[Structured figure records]

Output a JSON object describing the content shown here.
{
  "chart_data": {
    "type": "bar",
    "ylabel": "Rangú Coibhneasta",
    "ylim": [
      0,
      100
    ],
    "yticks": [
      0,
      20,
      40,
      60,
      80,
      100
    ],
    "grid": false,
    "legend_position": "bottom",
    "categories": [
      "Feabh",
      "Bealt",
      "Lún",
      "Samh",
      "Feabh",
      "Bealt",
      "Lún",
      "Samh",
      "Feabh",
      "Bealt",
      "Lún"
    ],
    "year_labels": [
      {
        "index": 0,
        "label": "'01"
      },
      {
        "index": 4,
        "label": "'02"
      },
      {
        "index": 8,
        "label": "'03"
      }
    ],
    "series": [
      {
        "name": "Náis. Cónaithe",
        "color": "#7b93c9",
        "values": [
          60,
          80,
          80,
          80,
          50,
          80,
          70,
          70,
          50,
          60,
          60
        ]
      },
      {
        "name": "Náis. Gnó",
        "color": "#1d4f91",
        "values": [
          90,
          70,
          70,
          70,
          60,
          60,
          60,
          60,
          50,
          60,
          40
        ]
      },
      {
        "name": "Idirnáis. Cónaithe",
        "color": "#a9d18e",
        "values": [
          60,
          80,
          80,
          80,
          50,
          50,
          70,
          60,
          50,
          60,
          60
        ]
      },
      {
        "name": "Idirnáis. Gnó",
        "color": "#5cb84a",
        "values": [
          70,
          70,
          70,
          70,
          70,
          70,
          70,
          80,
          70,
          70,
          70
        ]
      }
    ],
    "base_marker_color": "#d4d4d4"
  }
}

(SHORT TASK): In the entries above, identify every line with the word "name". Copy those lines.

(ANSWER IN FULL):
        "name": "Náis. Cónaithe",
        "name": "Náis. Gnó",
        "name": "Idirnáis. Cónaithe",
        "name": "Idirnáis. Gnó",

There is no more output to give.